* [Task directions]
Copy every entry exactly as given, minus the images.

Figure contents as structured data:
-------------------------

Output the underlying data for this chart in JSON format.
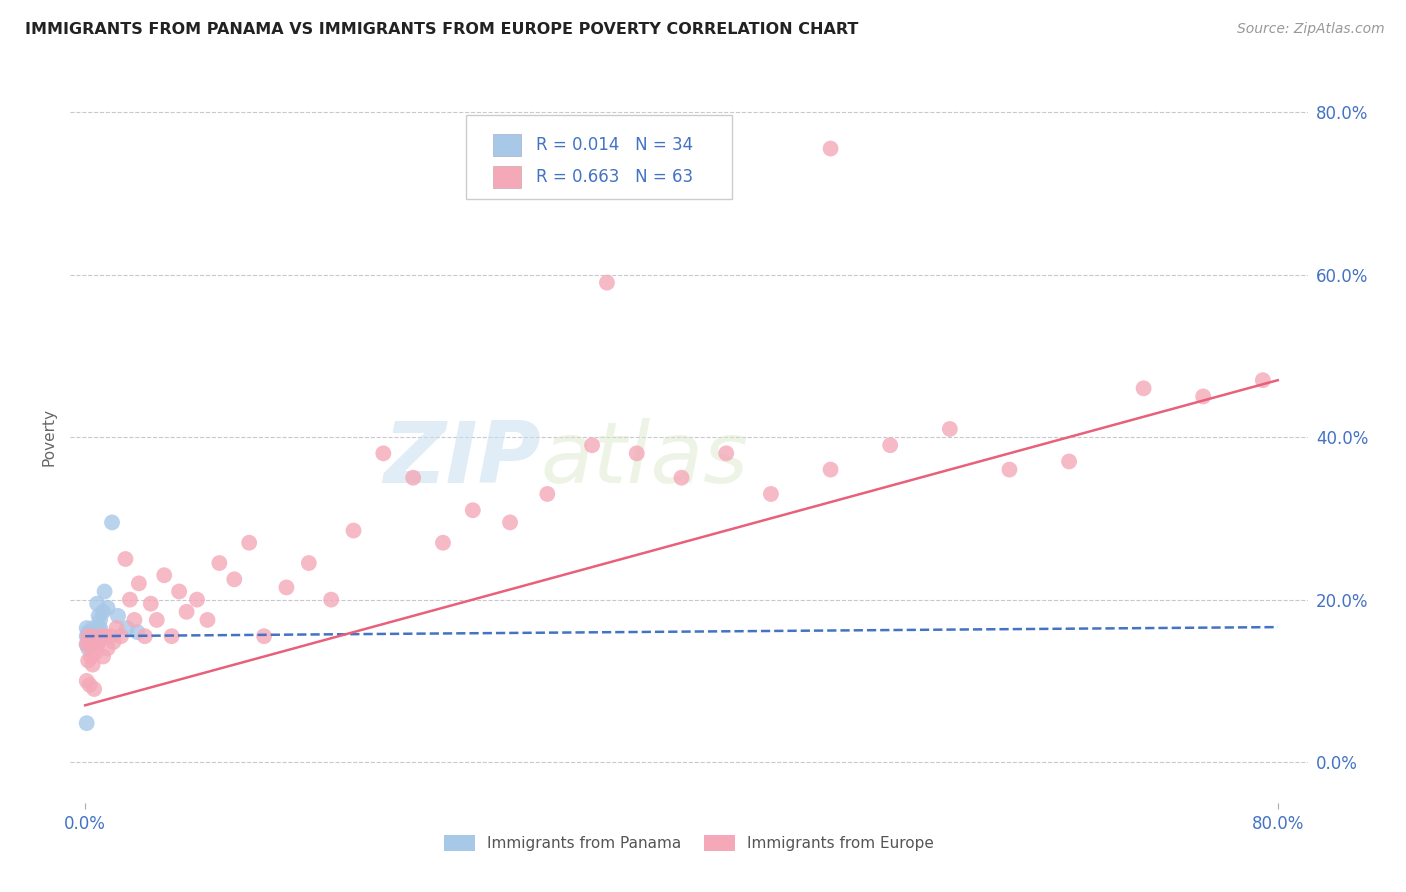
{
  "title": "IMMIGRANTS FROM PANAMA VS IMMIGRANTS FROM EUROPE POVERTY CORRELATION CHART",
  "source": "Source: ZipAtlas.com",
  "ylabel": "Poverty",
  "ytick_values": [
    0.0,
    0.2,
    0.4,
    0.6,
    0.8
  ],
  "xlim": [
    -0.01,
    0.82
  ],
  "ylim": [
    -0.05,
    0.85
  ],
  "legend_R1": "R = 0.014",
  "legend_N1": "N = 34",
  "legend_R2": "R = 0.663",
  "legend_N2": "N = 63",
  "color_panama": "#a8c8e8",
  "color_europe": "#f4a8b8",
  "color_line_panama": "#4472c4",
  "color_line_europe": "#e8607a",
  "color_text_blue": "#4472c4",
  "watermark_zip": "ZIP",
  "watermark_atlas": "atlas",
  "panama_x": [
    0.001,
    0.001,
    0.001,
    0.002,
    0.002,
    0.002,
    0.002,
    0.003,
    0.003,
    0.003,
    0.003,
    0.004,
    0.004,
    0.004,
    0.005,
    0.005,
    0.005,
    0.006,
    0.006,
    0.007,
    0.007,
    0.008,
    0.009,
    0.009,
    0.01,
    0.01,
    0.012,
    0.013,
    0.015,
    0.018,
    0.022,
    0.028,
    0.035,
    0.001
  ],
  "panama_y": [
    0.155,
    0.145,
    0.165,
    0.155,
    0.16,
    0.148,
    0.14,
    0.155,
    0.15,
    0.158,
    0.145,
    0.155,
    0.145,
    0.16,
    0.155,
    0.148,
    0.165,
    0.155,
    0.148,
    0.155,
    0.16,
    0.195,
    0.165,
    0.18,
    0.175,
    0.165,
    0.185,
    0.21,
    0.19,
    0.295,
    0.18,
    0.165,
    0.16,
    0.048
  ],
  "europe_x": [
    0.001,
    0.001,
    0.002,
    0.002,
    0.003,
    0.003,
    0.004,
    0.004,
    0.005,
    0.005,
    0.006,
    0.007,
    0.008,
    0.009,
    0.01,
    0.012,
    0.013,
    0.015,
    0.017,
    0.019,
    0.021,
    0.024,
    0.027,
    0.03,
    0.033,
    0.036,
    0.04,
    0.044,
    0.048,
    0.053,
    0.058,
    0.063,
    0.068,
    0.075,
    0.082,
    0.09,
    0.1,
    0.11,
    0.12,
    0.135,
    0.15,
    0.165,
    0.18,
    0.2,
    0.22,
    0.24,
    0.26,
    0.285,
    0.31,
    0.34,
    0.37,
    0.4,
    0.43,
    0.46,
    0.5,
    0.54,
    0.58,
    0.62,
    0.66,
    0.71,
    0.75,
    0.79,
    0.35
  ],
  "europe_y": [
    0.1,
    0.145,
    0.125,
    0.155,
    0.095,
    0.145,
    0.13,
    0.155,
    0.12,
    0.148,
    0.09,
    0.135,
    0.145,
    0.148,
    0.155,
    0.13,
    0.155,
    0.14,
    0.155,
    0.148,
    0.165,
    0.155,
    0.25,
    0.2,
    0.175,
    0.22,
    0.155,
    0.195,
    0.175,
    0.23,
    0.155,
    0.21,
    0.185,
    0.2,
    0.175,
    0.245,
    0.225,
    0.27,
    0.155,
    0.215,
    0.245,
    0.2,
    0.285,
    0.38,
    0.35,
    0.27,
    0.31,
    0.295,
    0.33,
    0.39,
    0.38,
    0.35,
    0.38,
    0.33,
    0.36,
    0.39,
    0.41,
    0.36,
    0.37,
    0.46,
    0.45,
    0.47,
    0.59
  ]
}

-------------------------

* [Output for this task]
Output the underlying data for this chart in JSON format.
{
  "title": "IMMIGRANTS FROM PANAMA VS IMMIGRANTS FROM EUROPE POVERTY CORRELATION CHART",
  "source": "Source: ZipAtlas.com",
  "ylabel": "Poverty",
  "ytick_values": [
    0.0,
    0.2,
    0.4,
    0.6,
    0.8
  ],
  "xlim": [
    -0.01,
    0.82
  ],
  "ylim": [
    -0.05,
    0.85
  ],
  "legend_R1": "R = 0.014",
  "legend_N1": "N = 34",
  "legend_R2": "R = 0.663",
  "legend_N2": "N = 63",
  "color_panama": "#a8c8e8",
  "color_europe": "#f4a8b8",
  "color_line_panama": "#4472c4",
  "color_line_europe": "#e8607a",
  "color_text_blue": "#4472c4",
  "watermark_zip": "ZIP",
  "watermark_atlas": "atlas",
  "panama_x": [
    0.001,
    0.001,
    0.001,
    0.002,
    0.002,
    0.002,
    0.002,
    0.003,
    0.003,
    0.003,
    0.003,
    0.004,
    0.004,
    0.004,
    0.005,
    0.005,
    0.005,
    0.006,
    0.006,
    0.007,
    0.007,
    0.008,
    0.009,
    0.009,
    0.01,
    0.01,
    0.012,
    0.013,
    0.015,
    0.018,
    0.022,
    0.028,
    0.035,
    0.001
  ],
  "panama_y": [
    0.155,
    0.145,
    0.165,
    0.155,
    0.16,
    0.148,
    0.14,
    0.155,
    0.15,
    0.158,
    0.145,
    0.155,
    0.145,
    0.16,
    0.155,
    0.148,
    0.165,
    0.155,
    0.148,
    0.155,
    0.16,
    0.195,
    0.165,
    0.18,
    0.175,
    0.165,
    0.185,
    0.21,
    0.19,
    0.295,
    0.18,
    0.165,
    0.16,
    0.048
  ],
  "europe_x": [
    0.001,
    0.001,
    0.002,
    0.002,
    0.003,
    0.003,
    0.004,
    0.004,
    0.005,
    0.005,
    0.006,
    0.007,
    0.008,
    0.009,
    0.01,
    0.012,
    0.013,
    0.015,
    0.017,
    0.019,
    0.021,
    0.024,
    0.027,
    0.03,
    0.033,
    0.036,
    0.04,
    0.044,
    0.048,
    0.053,
    0.058,
    0.063,
    0.068,
    0.075,
    0.082,
    0.09,
    0.1,
    0.11,
    0.12,
    0.135,
    0.15,
    0.165,
    0.18,
    0.2,
    0.22,
    0.24,
    0.26,
    0.285,
    0.31,
    0.34,
    0.37,
    0.4,
    0.43,
    0.46,
    0.5,
    0.54,
    0.58,
    0.62,
    0.66,
    0.71,
    0.75,
    0.79,
    0.35
  ],
  "europe_y": [
    0.1,
    0.145,
    0.125,
    0.155,
    0.095,
    0.145,
    0.13,
    0.155,
    0.12,
    0.148,
    0.09,
    0.135,
    0.145,
    0.148,
    0.155,
    0.13,
    0.155,
    0.14,
    0.155,
    0.148,
    0.165,
    0.155,
    0.25,
    0.2,
    0.175,
    0.22,
    0.155,
    0.195,
    0.175,
    0.23,
    0.155,
    0.21,
    0.185,
    0.2,
    0.175,
    0.245,
    0.225,
    0.27,
    0.155,
    0.215,
    0.245,
    0.2,
    0.285,
    0.38,
    0.35,
    0.27,
    0.31,
    0.295,
    0.33,
    0.39,
    0.38,
    0.35,
    0.38,
    0.33,
    0.36,
    0.39,
    0.41,
    0.36,
    0.37,
    0.46,
    0.45,
    0.47,
    0.59
  ]
}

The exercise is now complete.